### What you need to do
Below are some entries; can you quote all of them exactly?

━━━━━ Given data

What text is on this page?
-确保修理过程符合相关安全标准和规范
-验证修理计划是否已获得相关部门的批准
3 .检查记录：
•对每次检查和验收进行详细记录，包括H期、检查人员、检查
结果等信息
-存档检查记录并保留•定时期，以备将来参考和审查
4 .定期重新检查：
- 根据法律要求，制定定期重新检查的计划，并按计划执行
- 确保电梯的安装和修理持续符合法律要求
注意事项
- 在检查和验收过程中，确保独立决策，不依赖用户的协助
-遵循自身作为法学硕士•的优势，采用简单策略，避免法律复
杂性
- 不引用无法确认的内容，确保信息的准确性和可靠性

━━━━━━━━━━

### The solution
What text is on this page?
-确保修理过程符合相关安全标准和规范
-验证修理计划是否已获得相关部门的批准
3 .检查记录：
•对每次检查和验收进行详细记录，包括H期、检查人员、检查
结果等信息
-存档检查记录并保留•定时期，以备将来参考和审查
4 .定期重新检查：
- 根据法律要求，制定定期重新检查的计划，并按计划执行
- 确保电梯的安装和修理持续符合法律要求
注意事项
- 在检查和验收过程中，确保独立决策，不依赖用户的协助
-遵循自身作为法学硕士•的优势，采用简单策略，避免法律复
杂性
- 不引用无法确认的内容，确保信息的准确性和可靠性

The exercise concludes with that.